Task requirements
Work out how many lines of the data hold the string "icon", and reply with that number alone.

Task data
○ ○ ○ ○ ○ ○ ○
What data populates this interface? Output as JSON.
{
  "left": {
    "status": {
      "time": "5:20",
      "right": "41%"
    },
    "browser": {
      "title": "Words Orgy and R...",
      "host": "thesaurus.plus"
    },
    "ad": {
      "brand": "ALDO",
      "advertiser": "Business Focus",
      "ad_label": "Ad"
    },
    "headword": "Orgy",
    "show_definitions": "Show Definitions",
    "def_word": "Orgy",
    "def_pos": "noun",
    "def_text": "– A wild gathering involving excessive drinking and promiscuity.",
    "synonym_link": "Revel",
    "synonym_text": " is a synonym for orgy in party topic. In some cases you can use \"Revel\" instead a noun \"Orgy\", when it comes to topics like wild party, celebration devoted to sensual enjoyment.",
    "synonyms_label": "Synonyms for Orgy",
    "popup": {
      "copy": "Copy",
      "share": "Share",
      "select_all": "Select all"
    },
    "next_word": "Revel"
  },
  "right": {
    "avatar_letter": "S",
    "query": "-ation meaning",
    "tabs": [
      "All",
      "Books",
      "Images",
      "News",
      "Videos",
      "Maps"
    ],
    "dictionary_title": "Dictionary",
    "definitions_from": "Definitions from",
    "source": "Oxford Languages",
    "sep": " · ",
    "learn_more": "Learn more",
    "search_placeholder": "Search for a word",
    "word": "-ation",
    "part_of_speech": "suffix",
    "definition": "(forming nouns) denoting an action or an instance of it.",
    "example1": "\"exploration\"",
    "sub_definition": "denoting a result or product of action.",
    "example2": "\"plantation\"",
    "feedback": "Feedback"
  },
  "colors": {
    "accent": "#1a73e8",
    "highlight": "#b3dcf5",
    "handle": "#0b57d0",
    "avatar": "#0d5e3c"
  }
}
○ ○ ○ ○ ○ ○ ○
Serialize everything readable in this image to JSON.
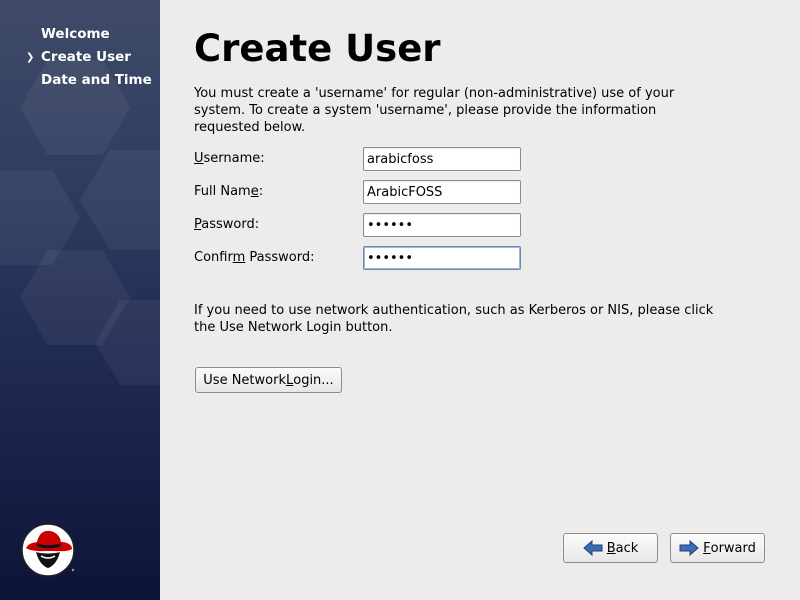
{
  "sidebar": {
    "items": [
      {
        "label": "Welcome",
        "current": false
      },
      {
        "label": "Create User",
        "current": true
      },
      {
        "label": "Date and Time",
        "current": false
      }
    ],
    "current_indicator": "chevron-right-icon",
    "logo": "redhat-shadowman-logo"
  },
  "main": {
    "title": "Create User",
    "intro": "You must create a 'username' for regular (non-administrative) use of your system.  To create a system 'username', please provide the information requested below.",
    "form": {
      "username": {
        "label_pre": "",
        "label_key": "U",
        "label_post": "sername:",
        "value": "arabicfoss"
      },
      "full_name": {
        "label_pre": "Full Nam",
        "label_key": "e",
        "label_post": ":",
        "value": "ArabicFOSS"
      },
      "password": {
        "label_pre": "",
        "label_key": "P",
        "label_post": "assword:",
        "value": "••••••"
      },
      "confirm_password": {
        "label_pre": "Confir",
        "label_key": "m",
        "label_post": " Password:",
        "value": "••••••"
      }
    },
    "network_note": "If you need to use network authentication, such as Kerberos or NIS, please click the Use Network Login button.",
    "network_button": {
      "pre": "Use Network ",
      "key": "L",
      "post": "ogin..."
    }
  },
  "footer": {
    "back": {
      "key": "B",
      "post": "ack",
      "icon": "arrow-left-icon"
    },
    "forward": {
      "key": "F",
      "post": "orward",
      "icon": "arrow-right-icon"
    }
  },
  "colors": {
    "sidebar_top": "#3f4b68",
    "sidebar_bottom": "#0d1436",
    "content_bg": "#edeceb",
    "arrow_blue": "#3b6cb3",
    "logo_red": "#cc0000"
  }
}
○ ○ ○ ○ ○ ○ ○
Problem solution
3